#### MATERIALS PROVIDED ####

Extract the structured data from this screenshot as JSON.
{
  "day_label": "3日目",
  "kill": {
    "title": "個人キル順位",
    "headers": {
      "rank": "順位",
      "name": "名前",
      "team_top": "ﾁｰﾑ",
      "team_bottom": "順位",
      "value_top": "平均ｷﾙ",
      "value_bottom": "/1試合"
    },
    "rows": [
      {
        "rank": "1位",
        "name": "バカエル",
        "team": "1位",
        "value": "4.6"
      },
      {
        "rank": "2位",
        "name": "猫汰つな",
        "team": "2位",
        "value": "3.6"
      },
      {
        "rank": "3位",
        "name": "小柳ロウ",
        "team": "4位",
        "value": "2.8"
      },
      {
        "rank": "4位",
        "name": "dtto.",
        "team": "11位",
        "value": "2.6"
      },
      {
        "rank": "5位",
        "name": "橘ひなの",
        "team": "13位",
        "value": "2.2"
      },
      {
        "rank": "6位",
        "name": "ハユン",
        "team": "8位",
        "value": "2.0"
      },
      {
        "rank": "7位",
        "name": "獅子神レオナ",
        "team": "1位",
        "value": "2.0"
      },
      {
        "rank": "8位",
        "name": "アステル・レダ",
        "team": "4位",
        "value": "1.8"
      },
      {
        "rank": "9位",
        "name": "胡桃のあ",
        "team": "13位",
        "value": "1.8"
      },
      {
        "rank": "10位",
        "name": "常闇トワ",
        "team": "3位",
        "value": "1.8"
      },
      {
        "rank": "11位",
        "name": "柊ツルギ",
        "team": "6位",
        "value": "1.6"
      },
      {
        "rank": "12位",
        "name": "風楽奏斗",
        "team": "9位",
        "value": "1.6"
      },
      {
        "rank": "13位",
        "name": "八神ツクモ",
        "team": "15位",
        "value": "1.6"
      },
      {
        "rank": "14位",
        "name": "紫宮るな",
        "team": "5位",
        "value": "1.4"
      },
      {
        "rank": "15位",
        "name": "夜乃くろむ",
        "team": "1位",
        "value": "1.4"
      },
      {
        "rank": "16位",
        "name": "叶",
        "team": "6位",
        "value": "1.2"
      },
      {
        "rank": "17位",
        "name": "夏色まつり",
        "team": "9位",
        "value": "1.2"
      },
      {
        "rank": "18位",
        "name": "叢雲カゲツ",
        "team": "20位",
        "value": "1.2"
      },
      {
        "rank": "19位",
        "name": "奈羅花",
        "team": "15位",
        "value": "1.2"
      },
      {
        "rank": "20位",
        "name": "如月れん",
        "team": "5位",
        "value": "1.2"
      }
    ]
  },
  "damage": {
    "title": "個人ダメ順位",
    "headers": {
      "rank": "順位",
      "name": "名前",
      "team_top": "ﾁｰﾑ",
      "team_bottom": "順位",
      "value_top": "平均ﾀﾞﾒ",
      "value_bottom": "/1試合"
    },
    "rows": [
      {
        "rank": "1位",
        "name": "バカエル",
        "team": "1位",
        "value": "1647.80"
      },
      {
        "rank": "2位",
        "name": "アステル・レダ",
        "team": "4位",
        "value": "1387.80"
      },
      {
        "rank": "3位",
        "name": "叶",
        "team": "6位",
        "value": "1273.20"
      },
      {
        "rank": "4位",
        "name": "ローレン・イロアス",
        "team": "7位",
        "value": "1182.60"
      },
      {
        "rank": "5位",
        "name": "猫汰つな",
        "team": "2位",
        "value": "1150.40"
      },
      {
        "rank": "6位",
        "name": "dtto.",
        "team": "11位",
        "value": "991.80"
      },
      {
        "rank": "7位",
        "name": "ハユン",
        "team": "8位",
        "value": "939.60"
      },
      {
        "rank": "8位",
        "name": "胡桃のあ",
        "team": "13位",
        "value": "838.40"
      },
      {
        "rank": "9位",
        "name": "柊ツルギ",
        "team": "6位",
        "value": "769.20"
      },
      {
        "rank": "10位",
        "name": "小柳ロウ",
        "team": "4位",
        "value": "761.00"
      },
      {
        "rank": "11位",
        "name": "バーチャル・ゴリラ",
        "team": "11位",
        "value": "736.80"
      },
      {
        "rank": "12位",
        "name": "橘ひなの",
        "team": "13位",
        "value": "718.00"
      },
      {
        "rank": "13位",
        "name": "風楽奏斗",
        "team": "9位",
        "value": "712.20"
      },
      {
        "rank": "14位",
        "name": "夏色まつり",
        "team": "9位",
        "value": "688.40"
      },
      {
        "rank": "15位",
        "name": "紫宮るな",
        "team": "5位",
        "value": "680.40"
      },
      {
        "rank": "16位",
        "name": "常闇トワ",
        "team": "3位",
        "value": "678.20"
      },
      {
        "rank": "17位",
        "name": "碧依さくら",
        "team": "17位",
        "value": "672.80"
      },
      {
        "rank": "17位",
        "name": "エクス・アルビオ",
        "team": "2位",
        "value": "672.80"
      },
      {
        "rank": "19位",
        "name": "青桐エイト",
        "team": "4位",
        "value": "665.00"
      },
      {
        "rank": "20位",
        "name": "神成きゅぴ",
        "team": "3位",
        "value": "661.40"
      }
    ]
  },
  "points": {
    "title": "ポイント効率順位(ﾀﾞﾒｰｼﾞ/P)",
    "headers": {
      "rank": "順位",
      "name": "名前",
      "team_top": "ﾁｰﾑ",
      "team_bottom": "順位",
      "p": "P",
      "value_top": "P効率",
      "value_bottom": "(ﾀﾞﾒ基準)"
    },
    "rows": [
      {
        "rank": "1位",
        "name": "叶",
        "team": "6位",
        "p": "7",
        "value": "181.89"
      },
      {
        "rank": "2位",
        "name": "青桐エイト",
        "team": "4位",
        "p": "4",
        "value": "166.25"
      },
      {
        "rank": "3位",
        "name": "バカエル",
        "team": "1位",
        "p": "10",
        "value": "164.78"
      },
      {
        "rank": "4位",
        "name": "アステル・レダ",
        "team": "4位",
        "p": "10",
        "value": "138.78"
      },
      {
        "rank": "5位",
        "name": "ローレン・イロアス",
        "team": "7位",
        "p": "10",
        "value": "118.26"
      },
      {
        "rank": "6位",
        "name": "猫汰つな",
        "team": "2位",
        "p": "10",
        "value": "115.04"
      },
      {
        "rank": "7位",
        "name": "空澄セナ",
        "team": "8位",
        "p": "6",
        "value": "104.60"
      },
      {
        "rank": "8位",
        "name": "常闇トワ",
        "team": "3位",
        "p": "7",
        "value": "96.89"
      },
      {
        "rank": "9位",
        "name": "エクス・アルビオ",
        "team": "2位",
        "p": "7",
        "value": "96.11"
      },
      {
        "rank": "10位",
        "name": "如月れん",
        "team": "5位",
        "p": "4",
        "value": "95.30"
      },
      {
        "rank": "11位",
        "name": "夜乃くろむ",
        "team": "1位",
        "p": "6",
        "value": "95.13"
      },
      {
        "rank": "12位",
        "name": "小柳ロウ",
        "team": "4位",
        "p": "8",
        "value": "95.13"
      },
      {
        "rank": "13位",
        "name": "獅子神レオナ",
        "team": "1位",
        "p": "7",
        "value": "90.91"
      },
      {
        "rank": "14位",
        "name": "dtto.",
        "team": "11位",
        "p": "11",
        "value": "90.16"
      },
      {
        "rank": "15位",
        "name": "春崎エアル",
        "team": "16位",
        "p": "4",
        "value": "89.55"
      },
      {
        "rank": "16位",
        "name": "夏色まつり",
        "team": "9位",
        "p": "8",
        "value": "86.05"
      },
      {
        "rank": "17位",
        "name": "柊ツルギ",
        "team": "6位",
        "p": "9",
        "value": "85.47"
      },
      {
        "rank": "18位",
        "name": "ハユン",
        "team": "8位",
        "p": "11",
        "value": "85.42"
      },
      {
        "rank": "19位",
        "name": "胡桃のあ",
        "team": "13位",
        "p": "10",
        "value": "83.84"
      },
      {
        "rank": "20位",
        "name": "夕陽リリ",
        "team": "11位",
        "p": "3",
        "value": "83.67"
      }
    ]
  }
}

####

**SHORT PROBLEM**
Copy each line of the preceding data that contains the string "title".

**CORRECT ANSWER**
    "title": "個人キル順位",
    "title": "個人ダメ順位",
    "title": "ポイント効率順位(ﾀﾞﾒｰｼﾞ/P)",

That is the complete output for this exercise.